> **REQUIREMENT**:
The data below should be restated word for word, with every picture omitted.

> **EXTRACTED MATERIAL**:
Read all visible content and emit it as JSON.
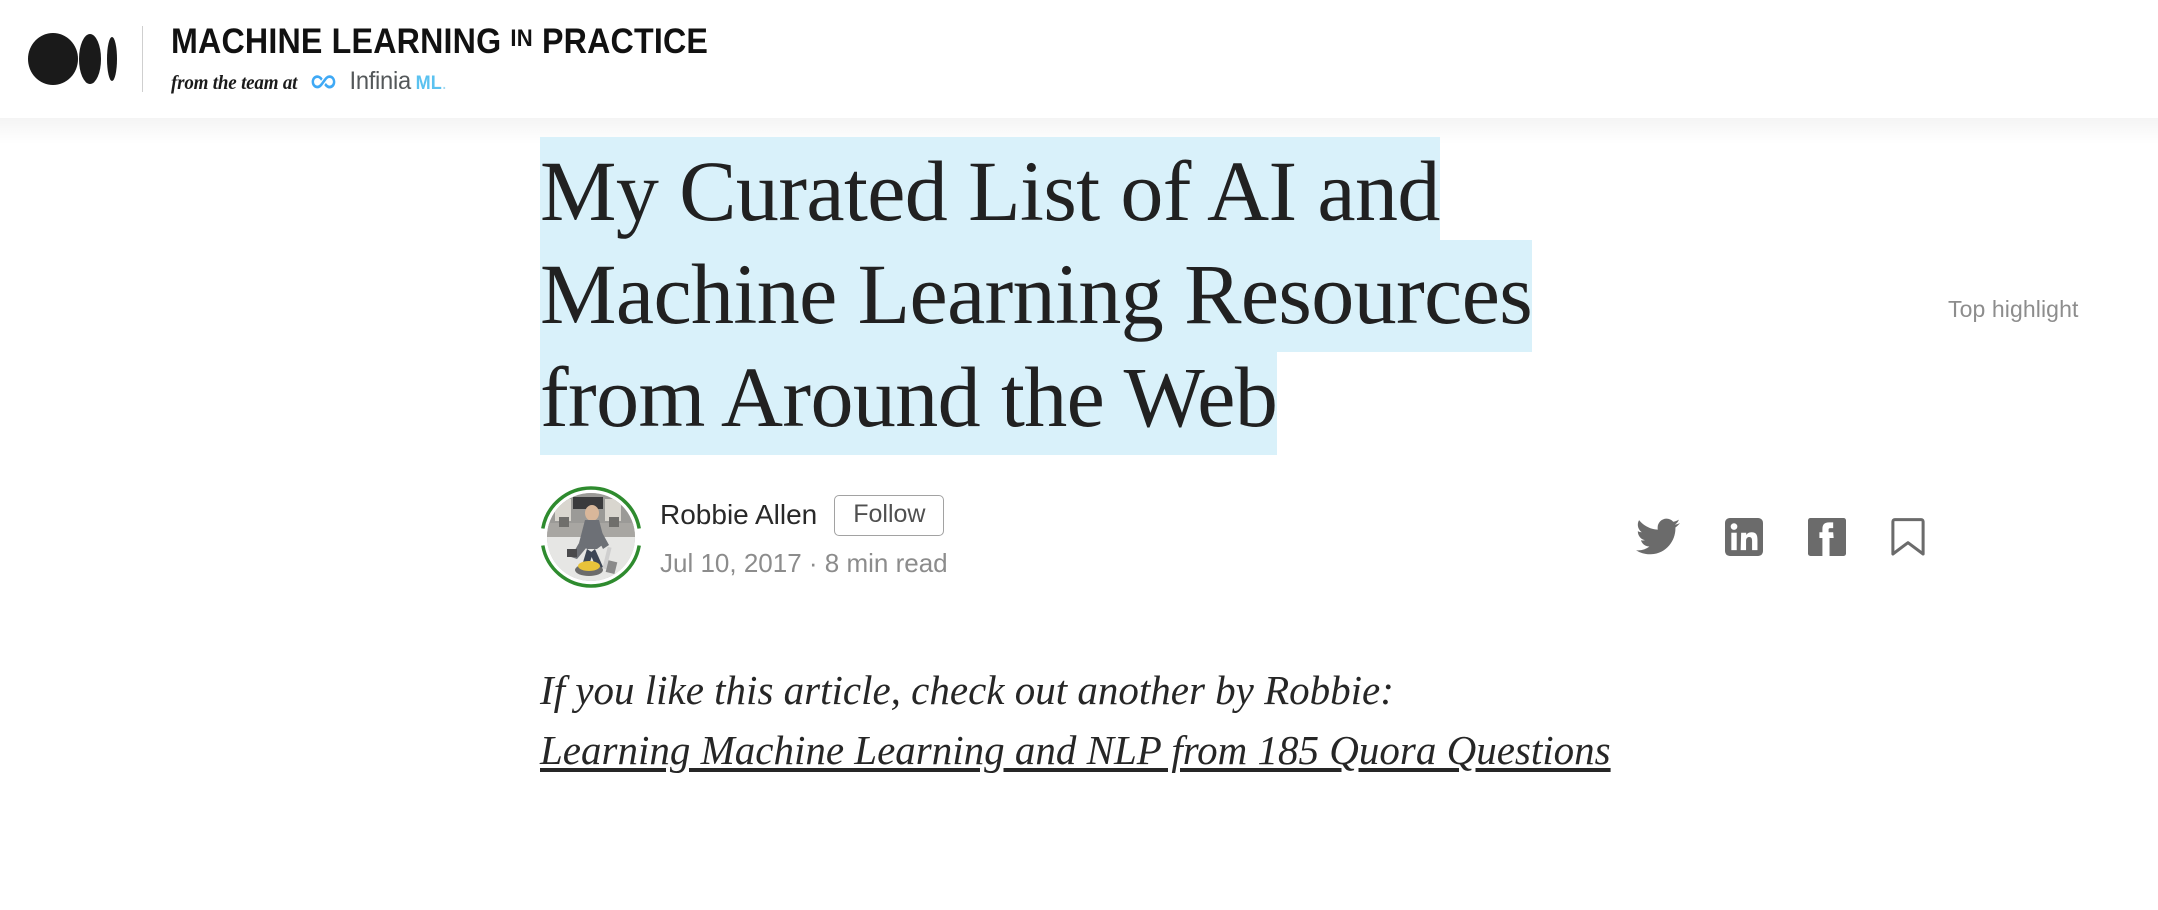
{
  "header": {
    "logo_icon": "medium-logo-icon",
    "publication_title_part1": "MACHINE LEARNING ",
    "publication_title_in": "IN",
    "publication_title_part2": " PRACTICE",
    "byline_prefix": "from the team at",
    "sponsor_icon": "infinity-icon",
    "sponsor_name": "Infinia",
    "sponsor_suffix": "ML",
    "sponsor_dot": "."
  },
  "article": {
    "top_highlight_label": "Top highlight",
    "headline_line1": "My Curated List of AI and",
    "headline_line2": "Machine Learning Resources",
    "headline_line3": "from Around the Web",
    "highlight_color": "#d9f1fa",
    "author": {
      "avatar_icon": "author-avatar",
      "name": "Robbie Allen",
      "follow_label": "Follow",
      "date": "Jul 10, 2017",
      "separator": " · ",
      "read_time": "8 min read",
      "meta": "Jul 10, 2017 · 8 min read"
    },
    "share": {
      "twitter_icon": "twitter-icon",
      "linkedin_icon": "linkedin-icon",
      "facebook_icon": "facebook-icon",
      "bookmark_icon": "bookmark-icon"
    },
    "body": {
      "paragraph_intro": "If you like this article, check out another by Robbie:",
      "link_text": "Learning Machine Learning and NLP from 185 Quora Questions"
    }
  }
}
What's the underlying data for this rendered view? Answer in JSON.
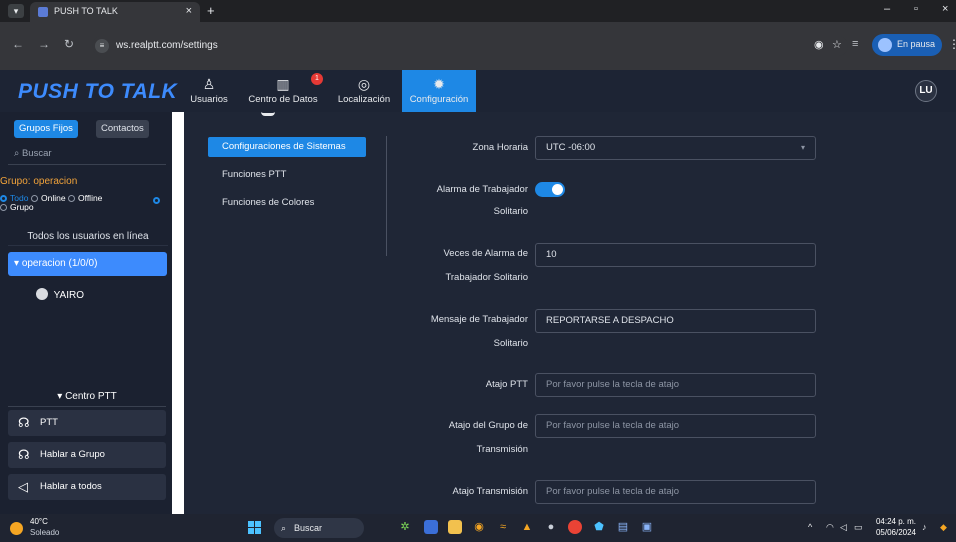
{
  "browser": {
    "tab_title": "PUSH TO TALK",
    "url": "ws.realptt.com/settings",
    "profile_label": "En pausa"
  },
  "header": {
    "logo": "PUSH TO TALK",
    "nav": [
      {
        "label": "Usuarios",
        "icon": "user-icon"
      },
      {
        "label": "Centro de Datos",
        "icon": "bar-chart-icon"
      },
      {
        "label": "Localización",
        "icon": "location-pin-icon"
      },
      {
        "label": "Configuración",
        "icon": "gear-icon"
      }
    ],
    "notification_count": "1",
    "user_initials": "LU",
    "active_nav": "Configuración"
  },
  "sidebar": {
    "tabs": [
      "Grupos Fijos",
      "Contactos"
    ],
    "search_placeholder": "Buscar",
    "group_label": "Grupo: operacion",
    "filters": [
      "Todo",
      "Online",
      "Offline"
    ],
    "filter_extra": "Grupo",
    "all_users": "Todos los usuarios en línea",
    "group_item": "operacion (1/0/0)",
    "user_name": "YAIRO",
    "centro_ptt": "Centro PTT",
    "actions": [
      {
        "label": "PTT",
        "icon": "ptt-icon"
      },
      {
        "label": "Hablar a Grupo",
        "icon": "group-talk-icon"
      },
      {
        "label": "Hablar a todos",
        "icon": "broadcast-icon"
      }
    ]
  },
  "settings_menu": {
    "items": [
      "Configuraciones de Sistemas",
      "Funciones PTT",
      "Funciones de Colores"
    ],
    "active": "Configuraciones de Sistemas"
  },
  "form": {
    "timezone_label": "Zona Horaria",
    "timezone_value": "UTC -06:00",
    "lone_alarm_label_1": "Alarma de Trabajador",
    "lone_alarm_label_2": "Solitario",
    "lone_alarm_enabled": true,
    "alarm_count_label_1": "Veces de Alarma de",
    "alarm_count_label_2": "Trabajador Solitario",
    "alarm_count_value": "10",
    "message_label_1": "Mensaje de Trabajador",
    "message_label_2": "Solitario",
    "message_value": "REPORTARSE A DESPACHO",
    "ptt_shortcut_label": "Atajo PTT",
    "ptt_shortcut_placeholder": "Por favor pulse la tecla de atajo",
    "group_shortcut_label_1": "Atajo del Grupo de",
    "group_shortcut_label_2": "Transmisión",
    "group_shortcut_placeholder": "Por favor pulse la tecla de atajo",
    "transmission_shortcut_label": "Atajo Transmisión",
    "transmission_shortcut_placeholder": "Por favor pulse la tecla de atajo"
  },
  "taskbar": {
    "temperature": "40°C",
    "weather": "Soleado",
    "search_label": "Buscar",
    "time": "04:24 p. m.",
    "date": "05/06/2024"
  },
  "colors": {
    "accent": "#1e88e5",
    "logo": "#3d8bfd",
    "group_label": "#f2a33a",
    "badge": "#e53935"
  }
}
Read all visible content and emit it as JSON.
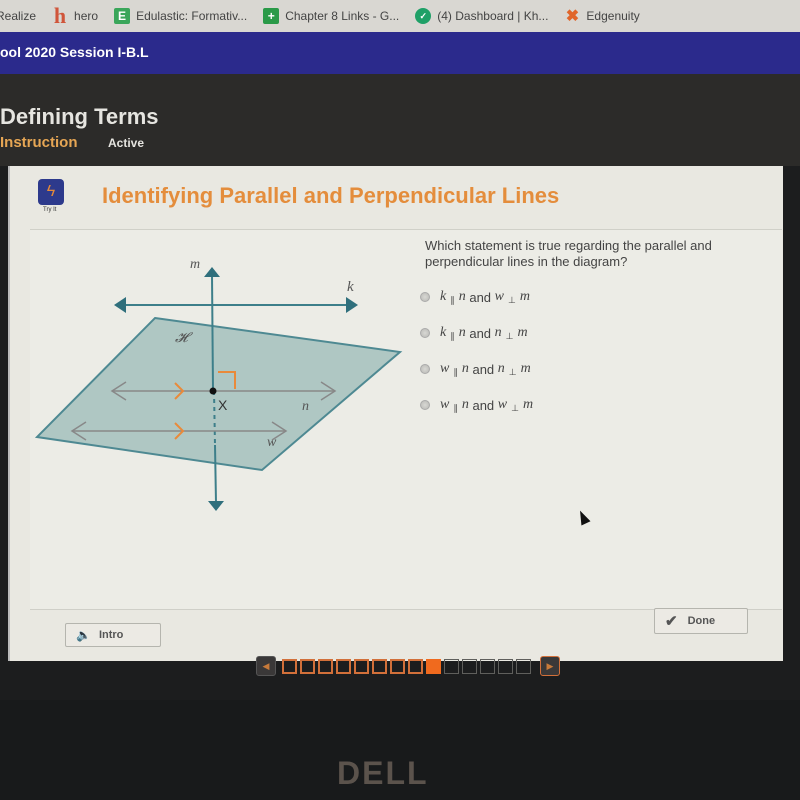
{
  "bookmarks": [
    {
      "icon": "realize-icon",
      "glyph": "",
      "label": "Realize"
    },
    {
      "icon": "hero-icon",
      "glyph": "h",
      "label": "hero"
    },
    {
      "icon": "edulastic-icon",
      "glyph": "E",
      "label": "Edulastic: Formativ..."
    },
    {
      "icon": "classroom-icon",
      "glyph": "+",
      "label": "Chapter 8 Links - G..."
    },
    {
      "icon": "khan-academy-icon",
      "glyph": "✓",
      "label": "(4) Dashboard | Kh..."
    },
    {
      "icon": "edgenuity-icon",
      "glyph": "✖",
      "label": "Edgenuity"
    }
  ],
  "course": {
    "title": "ool 2020 Session I-B.L"
  },
  "lesson": {
    "title": "Defining Terms",
    "tab_instruction": "Instruction",
    "tab_active": "Active"
  },
  "activity": {
    "tryit_label": "Try It",
    "title": "Identifying Parallel and Perpendicular Lines",
    "accent_color": "#e48d3c"
  },
  "diagram": {
    "labels": {
      "m": "m",
      "k": "k",
      "plane": "𝓗",
      "point": "X",
      "n": "n",
      "w": "w"
    }
  },
  "question": {
    "text": "Which statement is true regarding the parallel and perpendicular lines in the diagram?",
    "options": [
      {
        "a": "k",
        "rel1": "∥",
        "b": "n",
        "and": "and",
        "c": "w",
        "rel2": "⊥",
        "d": "m",
        "selected": false
      },
      {
        "a": "k",
        "rel1": "∥",
        "b": "n",
        "and": "and",
        "c": "n",
        "rel2": "⊥",
        "d": "m",
        "selected": false
      },
      {
        "a": "w",
        "rel1": "∥",
        "b": "n",
        "and": "and",
        "c": "n",
        "rel2": "⊥",
        "d": "m",
        "selected": false
      },
      {
        "a": "w",
        "rel1": "∥",
        "b": "n",
        "and": "and",
        "c": "w",
        "rel2": "⊥",
        "d": "m",
        "selected": false
      }
    ]
  },
  "buttons": {
    "intro": "Intro",
    "done": "Done"
  },
  "pager": {
    "total": 14,
    "current": 9,
    "completed": 8
  },
  "brand": {
    "monitor": "DELL"
  }
}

> **RESULT BELOW**:
Read all visible content and emit it as JSON.
{
  "header": {
    "logo_icon": "medium-logo-icon",
    "publication_title_part1": "MACHINE LEARNING ",
    "publication_title_in": "IN",
    "publication_title_part2": " PRACTICE",
    "byline_prefix": "from the team at",
    "sponsor_icon": "infinity-icon",
    "sponsor_name": "Infinia",
    "sponsor_suffix": "ML",
    "sponsor_dot": "."
  },
  "article": {
    "top_highlight_label": "Top highlight",
    "headline_line1": "My Curated List of AI and",
    "headline_line2": "Machine Learning Resources",
    "headline_line3": "from Around the Web",
    "highlight_color": "#d9f1fa",
    "author": {
      "avatar_icon": "author-avatar",
      "name": "Robbie Allen",
      "follow_label": "Follow",
      "date": "Jul 10, 2017",
      "separator": " · ",
      "read_time": "8 min read",
      "meta": "Jul 10, 2017 · 8 min read"
    },
    "share": {
      "twitter_icon": "twitter-icon",
      "linkedin_icon": "linkedin-icon",
      "facebook_icon": "facebook-icon",
      "bookmark_icon": "bookmark-icon"
    },
    "body": {
      "paragraph_intro": "If you like this article, check out another by Robbie:",
      "link_text": "Learning Machine Learning and NLP from 185 Quora Questions"
    }
  }
}
What's the underlying data for this rendered view? Answer in JSON.
{
  "browser": {
    "tab_title": "PUSH TO TALK",
    "url": "ws.realptt.com/settings",
    "profile_label": "En pausa"
  },
  "header": {
    "logo": "PUSH TO TALK",
    "nav": [
      {
        "label": "Usuarios",
        "icon": "user-icon"
      },
      {
        "label": "Centro de Datos",
        "icon": "bar-chart-icon"
      },
      {
        "label": "Localización",
        "icon": "location-pin-icon"
      },
      {
        "label": "Configuración",
        "icon": "gear-icon"
      }
    ],
    "notification_count": "1",
    "user_initials": "LU",
    "active_nav": "Configuración"
  },
  "sidebar": {
    "tabs": [
      "Grupos Fijos",
      "Contactos"
    ],
    "search_placeholder": "Buscar",
    "group_label": "Grupo: operacion",
    "filters": [
      "Todo",
      "Online",
      "Offline"
    ],
    "filter_extra": "Grupo",
    "all_users": "Todos los usuarios en línea",
    "group_item": "operacion (1/0/0)",
    "user_name": "YAIRO",
    "centro_ptt": "Centro PTT",
    "actions": [
      {
        "label": "PTT",
        "icon": "ptt-icon"
      },
      {
        "label": "Hablar a Grupo",
        "icon": "group-talk-icon"
      },
      {
        "label": "Hablar a todos",
        "icon": "broadcast-icon"
      }
    ]
  },
  "settings_menu": {
    "items": [
      "Configuraciones de Sistemas",
      "Funciones PTT",
      "Funciones de Colores"
    ],
    "active": "Configuraciones de Sistemas"
  },
  "form": {
    "timezone_label": "Zona Horaria",
    "timezone_value": "UTC -06:00",
    "lone_alarm_label_1": "Alarma de Trabajador",
    "lone_alarm_label_2": "Solitario",
    "lone_alarm_enabled": true,
    "alarm_count_label_1": "Veces de Alarma de",
    "alarm_count_label_2": "Trabajador Solitario",
    "alarm_count_value": "10",
    "message_label_1": "Mensaje de Trabajador",
    "message_label_2": "Solitario",
    "message_value": "REPORTARSE A DESPACHO",
    "ptt_shortcut_label": "Atajo PTT",
    "ptt_shortcut_placeholder": "Por favor pulse la tecla de atajo",
    "group_shortcut_label_1": "Atajo del Grupo de",
    "group_shortcut_label_2": "Transmisión",
    "group_shortcut_placeholder": "Por favor pulse la tecla de atajo",
    "transmission_shortcut_label": "Atajo Transmisión",
    "transmission_shortcut_placeholder": "Por favor pulse la tecla de atajo"
  },
  "taskbar": {
    "temperature": "40°C",
    "weather": "Soleado",
    "search_label": "Buscar",
    "time": "04:24 p. m.",
    "date": "05/06/2024"
  },
  "colors": {
    "accent": "#1e88e5",
    "logo": "#3d8bfd",
    "group_label": "#f2a33a",
    "badge": "#e53935"
  }
}
Read all visible content and emit it as JSON.
{
  "bookmarks": [
    {
      "icon": "realize-icon",
      "glyph": "",
      "label": "Realize"
    },
    {
      "icon": "hero-icon",
      "glyph": "h",
      "label": "hero"
    },
    {
      "icon": "edulastic-icon",
      "glyph": "E",
      "label": "Edulastic: Formativ..."
    },
    {
      "icon": "classroom-icon",
      "glyph": "+",
      "label": "Chapter 8 Links - G..."
    },
    {
      "icon": "khan-academy-icon",
      "glyph": "✓",
      "label": "(4) Dashboard | Kh..."
    },
    {
      "icon": "edgenuity-icon",
      "glyph": "✖",
      "label": "Edgenuity"
    }
  ],
  "course": {
    "title": "ool 2020 Session I-B.L"
  },
  "lesson": {
    "title": "Defining Terms",
    "tab_instruction": "Instruction",
    "tab_active": "Active"
  },
  "activity": {
    "tryit_label": "Try It",
    "title": "Identifying Parallel and Perpendicular Lines",
    "accent_color": "#e48d3c"
  },
  "diagram": {
    "labels": {
      "m": "m",
      "k": "k",
      "plane": "𝓗",
      "point": "X",
      "n": "n",
      "w": "w"
    }
  },
  "question": {
    "text": "Which statement is true regarding the parallel and perpendicular lines in the diagram?",
    "options": [
      {
        "a": "k",
        "rel1": "∥",
        "b": "n",
        "and": "and",
        "c": "w",
        "rel2": "⊥",
        "d": "m",
        "selected": false
      },
      {
        "a": "k",
        "rel1": "∥",
        "b": "n",
        "and": "and",
        "c": "n",
        "rel2": "⊥",
        "d": "m",
        "selected": false
      },
      {
        "a": "w",
        "rel1": "∥",
        "b": "n",
        "and": "and",
        "c": "n",
        "rel2": "⊥",
        "d": "m",
        "selected": false
      },
      {
        "a": "w",
        "rel1": "∥",
        "b": "n",
        "and": "and",
        "c": "w",
        "rel2": "⊥",
        "d": "m",
        "selected": false
      }
    ]
  },
  "buttons": {
    "intro": "Intro",
    "done": "Done"
  },
  "pager": {
    "total": 14,
    "current": 9,
    "completed": 8
  },
  "brand": {
    "monitor": "DELL"
  }
}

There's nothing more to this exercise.